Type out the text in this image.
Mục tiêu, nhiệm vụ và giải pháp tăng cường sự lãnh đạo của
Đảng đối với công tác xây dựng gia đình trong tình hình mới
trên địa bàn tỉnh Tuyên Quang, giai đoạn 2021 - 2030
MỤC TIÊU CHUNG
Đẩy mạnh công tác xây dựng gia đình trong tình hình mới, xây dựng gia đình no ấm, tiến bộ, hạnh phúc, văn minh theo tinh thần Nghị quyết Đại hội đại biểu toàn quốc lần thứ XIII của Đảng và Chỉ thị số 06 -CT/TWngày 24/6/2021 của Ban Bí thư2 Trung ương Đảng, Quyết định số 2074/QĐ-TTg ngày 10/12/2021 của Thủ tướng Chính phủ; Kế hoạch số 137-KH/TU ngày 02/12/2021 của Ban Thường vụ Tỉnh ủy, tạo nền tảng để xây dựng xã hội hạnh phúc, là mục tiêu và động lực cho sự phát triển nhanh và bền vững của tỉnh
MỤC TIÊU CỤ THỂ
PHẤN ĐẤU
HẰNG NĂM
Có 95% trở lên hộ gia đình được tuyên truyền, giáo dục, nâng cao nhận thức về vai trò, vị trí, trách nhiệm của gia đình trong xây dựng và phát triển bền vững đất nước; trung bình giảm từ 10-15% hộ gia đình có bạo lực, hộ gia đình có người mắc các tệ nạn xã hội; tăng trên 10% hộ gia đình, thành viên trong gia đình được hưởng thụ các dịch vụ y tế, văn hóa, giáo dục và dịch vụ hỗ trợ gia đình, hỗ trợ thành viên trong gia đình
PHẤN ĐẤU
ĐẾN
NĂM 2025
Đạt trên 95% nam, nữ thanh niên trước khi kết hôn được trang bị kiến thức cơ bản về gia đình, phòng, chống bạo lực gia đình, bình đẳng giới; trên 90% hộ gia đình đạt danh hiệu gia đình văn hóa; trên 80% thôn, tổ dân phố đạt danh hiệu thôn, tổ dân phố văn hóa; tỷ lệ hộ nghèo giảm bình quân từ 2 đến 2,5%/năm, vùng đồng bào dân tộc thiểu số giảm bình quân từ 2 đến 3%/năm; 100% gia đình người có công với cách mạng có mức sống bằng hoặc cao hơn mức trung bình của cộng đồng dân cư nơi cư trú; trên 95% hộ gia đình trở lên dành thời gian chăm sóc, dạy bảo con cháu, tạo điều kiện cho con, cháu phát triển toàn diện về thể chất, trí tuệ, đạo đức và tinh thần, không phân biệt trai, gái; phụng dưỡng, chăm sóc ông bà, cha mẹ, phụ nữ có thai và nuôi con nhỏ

==

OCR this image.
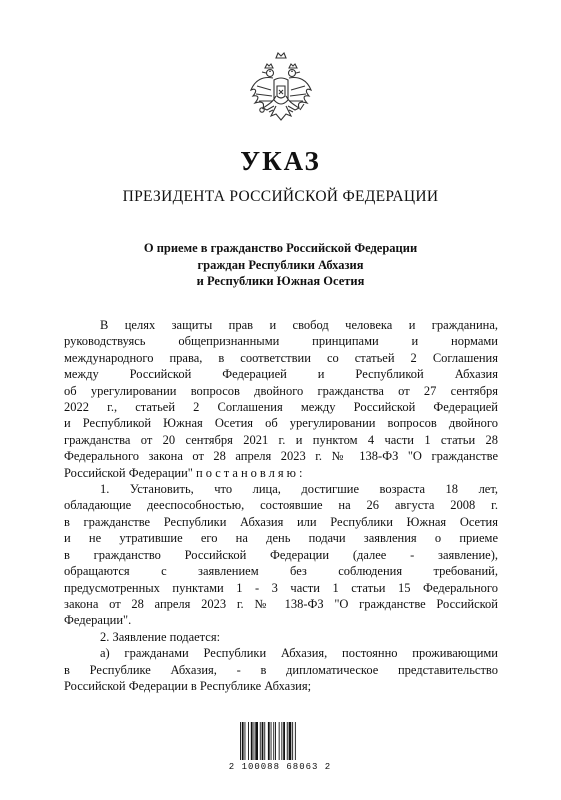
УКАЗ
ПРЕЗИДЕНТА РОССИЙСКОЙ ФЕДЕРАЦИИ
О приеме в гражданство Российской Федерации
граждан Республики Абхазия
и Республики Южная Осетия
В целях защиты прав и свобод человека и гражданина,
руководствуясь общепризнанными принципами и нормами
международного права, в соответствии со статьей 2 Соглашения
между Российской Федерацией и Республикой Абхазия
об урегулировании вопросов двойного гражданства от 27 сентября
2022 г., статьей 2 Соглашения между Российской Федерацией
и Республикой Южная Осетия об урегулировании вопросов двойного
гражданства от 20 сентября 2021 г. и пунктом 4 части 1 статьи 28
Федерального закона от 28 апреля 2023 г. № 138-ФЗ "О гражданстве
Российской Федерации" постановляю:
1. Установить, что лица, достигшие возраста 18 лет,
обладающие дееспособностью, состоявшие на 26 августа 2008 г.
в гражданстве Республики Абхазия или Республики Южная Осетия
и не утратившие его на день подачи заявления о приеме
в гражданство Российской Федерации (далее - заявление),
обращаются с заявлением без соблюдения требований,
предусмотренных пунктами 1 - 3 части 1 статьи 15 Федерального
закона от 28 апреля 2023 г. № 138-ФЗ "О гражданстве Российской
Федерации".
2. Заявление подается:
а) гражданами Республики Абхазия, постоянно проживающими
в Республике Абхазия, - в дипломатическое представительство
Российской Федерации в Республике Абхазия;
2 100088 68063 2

...

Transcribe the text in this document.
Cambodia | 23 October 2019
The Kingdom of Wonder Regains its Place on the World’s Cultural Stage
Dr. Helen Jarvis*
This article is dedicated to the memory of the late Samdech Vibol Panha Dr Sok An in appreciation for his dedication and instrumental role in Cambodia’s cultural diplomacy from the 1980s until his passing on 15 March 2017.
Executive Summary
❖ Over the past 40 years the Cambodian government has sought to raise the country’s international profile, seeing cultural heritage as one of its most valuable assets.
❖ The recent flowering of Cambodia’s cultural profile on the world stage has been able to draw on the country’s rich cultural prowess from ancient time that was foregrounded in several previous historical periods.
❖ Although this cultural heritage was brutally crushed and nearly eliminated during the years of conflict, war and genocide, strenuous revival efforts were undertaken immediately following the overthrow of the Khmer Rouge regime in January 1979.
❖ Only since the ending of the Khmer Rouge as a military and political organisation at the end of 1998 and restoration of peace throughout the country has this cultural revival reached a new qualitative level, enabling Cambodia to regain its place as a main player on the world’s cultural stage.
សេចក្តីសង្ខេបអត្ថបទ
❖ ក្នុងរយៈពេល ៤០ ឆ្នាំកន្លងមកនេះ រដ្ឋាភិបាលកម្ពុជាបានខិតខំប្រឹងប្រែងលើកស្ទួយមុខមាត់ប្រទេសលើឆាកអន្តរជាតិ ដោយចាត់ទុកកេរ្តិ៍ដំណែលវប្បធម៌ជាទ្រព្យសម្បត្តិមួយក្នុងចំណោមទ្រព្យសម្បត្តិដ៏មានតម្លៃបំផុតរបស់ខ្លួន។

Exercise objective
Search the records for the string "Абхазия" and return every line in which it occurs.

Exercise output
граждан Республики Абхазия
между Российской Федерацией и Республикой Абхазия
в гражданстве Республики Абхазия или Республики Южная Осетия
а) гражданами Республики Абхазия, постоянно проживающими
в Республике Абхазия, - в дипломатическое представительство
Российской Федерации в Республике Абхазия;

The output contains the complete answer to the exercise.